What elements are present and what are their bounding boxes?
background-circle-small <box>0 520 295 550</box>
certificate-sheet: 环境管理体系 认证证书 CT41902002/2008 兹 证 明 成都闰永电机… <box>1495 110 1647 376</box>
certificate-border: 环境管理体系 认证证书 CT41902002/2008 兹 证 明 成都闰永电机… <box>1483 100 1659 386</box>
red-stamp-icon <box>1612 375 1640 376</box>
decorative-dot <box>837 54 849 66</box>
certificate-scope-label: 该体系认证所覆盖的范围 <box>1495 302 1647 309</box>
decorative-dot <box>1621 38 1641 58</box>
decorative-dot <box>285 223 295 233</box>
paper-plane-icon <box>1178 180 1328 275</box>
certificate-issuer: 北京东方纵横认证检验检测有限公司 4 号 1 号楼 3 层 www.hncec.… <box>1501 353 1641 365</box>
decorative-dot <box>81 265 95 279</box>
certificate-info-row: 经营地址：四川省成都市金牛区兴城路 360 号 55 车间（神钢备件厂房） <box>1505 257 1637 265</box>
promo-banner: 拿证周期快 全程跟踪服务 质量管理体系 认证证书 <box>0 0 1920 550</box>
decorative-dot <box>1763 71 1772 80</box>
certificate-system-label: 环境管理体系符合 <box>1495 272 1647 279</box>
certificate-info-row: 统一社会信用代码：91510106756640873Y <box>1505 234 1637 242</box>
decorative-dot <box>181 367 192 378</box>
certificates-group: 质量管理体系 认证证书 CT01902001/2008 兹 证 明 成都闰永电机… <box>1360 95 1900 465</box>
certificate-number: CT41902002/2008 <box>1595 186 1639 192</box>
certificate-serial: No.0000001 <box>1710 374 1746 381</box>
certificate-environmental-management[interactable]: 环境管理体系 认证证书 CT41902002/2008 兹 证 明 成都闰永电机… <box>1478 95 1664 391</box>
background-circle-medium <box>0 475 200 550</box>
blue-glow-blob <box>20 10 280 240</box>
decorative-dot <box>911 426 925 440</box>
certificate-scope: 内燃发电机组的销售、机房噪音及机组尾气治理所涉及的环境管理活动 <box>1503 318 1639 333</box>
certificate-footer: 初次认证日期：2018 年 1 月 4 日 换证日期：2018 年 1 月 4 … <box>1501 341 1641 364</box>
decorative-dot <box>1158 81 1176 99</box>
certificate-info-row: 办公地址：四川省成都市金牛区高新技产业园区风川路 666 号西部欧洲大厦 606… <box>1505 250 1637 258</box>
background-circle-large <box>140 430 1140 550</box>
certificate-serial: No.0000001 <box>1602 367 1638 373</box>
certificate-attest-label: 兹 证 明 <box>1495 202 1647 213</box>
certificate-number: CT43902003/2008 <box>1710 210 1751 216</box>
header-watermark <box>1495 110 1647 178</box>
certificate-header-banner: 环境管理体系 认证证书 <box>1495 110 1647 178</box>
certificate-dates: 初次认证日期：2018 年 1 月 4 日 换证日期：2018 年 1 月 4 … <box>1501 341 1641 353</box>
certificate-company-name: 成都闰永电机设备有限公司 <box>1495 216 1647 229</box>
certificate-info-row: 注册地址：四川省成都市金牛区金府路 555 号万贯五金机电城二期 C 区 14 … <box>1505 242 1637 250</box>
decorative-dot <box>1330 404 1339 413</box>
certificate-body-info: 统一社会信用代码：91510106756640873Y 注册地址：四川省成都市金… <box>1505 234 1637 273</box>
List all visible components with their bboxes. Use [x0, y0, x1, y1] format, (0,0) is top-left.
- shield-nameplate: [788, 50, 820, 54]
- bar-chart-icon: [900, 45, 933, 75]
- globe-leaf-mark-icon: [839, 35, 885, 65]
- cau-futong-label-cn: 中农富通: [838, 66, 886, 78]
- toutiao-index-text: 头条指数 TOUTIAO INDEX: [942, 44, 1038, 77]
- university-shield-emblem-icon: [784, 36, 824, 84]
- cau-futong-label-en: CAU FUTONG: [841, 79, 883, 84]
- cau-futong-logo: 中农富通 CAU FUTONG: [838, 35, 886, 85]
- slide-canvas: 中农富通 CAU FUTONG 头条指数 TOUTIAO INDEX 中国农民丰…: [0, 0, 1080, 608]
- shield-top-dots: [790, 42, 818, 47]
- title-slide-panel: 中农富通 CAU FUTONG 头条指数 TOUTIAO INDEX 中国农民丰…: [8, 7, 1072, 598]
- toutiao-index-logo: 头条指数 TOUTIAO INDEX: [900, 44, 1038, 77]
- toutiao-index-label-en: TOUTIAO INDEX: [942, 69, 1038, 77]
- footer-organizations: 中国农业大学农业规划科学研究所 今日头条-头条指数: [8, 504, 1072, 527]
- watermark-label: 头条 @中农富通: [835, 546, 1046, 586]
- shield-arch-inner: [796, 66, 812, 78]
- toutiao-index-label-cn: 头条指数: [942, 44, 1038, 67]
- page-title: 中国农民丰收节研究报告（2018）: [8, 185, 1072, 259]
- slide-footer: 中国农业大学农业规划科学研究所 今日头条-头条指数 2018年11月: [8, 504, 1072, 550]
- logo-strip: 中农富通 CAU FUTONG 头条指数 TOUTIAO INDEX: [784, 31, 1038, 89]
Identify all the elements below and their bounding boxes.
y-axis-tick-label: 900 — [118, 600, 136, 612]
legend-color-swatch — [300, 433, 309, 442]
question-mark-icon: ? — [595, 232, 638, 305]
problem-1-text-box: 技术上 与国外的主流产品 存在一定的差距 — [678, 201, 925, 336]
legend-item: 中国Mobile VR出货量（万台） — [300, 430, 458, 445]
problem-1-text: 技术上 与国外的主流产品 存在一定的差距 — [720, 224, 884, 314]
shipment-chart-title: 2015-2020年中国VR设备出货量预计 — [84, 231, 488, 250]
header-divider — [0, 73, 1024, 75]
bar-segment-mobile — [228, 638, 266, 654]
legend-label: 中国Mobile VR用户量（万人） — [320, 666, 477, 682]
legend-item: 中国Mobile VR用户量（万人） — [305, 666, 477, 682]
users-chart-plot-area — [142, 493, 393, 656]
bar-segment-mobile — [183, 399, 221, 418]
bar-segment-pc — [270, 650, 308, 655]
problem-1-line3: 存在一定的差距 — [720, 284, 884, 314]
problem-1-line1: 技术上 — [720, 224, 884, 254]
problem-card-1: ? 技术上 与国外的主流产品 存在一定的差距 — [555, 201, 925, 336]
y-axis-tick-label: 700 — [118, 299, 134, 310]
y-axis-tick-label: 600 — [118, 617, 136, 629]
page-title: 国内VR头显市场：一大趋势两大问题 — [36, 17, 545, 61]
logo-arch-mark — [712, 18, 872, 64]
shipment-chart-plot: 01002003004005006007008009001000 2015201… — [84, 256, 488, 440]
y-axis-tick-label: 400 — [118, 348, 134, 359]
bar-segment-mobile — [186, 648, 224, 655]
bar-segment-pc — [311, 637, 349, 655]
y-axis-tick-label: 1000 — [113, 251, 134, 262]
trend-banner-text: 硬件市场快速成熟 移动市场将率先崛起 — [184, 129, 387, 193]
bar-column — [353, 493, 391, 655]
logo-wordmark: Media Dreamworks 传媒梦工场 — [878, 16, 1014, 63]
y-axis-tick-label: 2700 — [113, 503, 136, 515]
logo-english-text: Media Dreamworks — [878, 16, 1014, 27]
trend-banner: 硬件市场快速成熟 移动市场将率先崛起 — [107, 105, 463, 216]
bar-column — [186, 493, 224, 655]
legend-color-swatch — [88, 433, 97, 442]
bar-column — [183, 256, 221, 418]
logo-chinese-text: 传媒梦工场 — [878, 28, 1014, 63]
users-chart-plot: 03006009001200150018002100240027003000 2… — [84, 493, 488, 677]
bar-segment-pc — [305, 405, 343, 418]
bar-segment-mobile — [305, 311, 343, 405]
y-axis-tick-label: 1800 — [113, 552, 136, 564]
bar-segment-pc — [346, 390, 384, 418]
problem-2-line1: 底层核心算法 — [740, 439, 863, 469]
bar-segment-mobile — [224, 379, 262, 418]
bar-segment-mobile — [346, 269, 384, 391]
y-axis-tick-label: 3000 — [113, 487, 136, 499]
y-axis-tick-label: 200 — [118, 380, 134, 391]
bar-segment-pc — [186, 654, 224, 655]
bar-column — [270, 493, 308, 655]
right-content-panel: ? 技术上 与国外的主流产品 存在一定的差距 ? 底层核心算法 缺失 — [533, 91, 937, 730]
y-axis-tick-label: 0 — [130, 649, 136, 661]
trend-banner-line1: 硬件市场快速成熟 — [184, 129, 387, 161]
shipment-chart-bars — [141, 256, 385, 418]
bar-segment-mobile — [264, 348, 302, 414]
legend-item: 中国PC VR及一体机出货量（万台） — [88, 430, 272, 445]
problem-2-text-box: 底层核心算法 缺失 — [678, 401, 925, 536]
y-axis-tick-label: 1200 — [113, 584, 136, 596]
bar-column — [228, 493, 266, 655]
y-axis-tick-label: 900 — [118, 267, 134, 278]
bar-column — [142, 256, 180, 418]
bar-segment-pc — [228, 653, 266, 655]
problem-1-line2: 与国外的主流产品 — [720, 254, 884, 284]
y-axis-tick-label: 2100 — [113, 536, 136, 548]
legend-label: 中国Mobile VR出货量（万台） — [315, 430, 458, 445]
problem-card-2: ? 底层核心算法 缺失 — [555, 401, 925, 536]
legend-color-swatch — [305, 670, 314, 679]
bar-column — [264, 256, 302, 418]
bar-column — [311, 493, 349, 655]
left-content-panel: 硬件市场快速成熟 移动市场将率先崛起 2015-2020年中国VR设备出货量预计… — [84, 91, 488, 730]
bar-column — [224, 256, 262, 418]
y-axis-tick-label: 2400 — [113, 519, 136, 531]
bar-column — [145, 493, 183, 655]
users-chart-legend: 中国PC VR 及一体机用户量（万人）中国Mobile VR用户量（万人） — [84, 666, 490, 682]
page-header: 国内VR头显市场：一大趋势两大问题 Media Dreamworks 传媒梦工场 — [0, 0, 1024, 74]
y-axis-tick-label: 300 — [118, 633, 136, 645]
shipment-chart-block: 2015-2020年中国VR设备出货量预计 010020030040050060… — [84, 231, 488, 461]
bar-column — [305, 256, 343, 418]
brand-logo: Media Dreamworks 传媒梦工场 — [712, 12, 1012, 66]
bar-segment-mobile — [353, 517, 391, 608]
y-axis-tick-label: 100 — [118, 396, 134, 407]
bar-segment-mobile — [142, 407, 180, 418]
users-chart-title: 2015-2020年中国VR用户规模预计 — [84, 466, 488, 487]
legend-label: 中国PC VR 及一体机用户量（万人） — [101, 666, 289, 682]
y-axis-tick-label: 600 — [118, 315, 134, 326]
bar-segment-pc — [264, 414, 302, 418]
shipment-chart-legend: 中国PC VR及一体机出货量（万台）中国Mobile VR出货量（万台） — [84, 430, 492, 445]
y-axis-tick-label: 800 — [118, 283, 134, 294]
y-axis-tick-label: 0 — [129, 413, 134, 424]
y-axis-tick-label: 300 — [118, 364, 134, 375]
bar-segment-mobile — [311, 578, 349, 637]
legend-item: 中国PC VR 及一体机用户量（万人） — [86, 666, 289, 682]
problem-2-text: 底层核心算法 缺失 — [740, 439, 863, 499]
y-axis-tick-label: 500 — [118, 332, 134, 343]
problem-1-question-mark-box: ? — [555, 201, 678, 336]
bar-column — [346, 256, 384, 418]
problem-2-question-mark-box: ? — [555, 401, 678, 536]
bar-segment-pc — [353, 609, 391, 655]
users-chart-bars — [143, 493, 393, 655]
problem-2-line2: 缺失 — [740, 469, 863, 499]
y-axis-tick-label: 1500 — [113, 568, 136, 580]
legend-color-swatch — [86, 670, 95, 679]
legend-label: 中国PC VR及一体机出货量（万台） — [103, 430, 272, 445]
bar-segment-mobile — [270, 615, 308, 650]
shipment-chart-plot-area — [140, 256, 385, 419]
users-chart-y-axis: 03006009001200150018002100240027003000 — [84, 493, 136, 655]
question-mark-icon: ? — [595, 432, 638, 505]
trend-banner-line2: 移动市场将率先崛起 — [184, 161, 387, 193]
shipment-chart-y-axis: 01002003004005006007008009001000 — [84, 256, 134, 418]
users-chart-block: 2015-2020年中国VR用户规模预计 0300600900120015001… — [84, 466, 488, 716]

_ _ _ _ _ _ _

◆ WORK REQUIRED
Reproduce every row from the start of the rows through the row holding "certificate-scope-label: 该体系认证所覆盖的范围 <box>1495", inclusive.

◆ REPLY TO THE TASK
What elements are present and what are their bounding boxes?
background-circle-small <box>0 520 295 550</box>
certificate-sheet: 环境管理体系 认证证书 CT41902002/2008 兹 证 明 成都闰永电机… <box>1495 110 1647 376</box>
certificate-border: 环境管理体系 认证证书 CT41902002/2008 兹 证 明 成都闰永电机… <box>1483 100 1659 386</box>
red-stamp-icon <box>1612 375 1640 376</box>
decorative-dot <box>837 54 849 66</box>
certificate-scope-label: 该体系认证所覆盖的范围 <box>1495 302 1647 309</box>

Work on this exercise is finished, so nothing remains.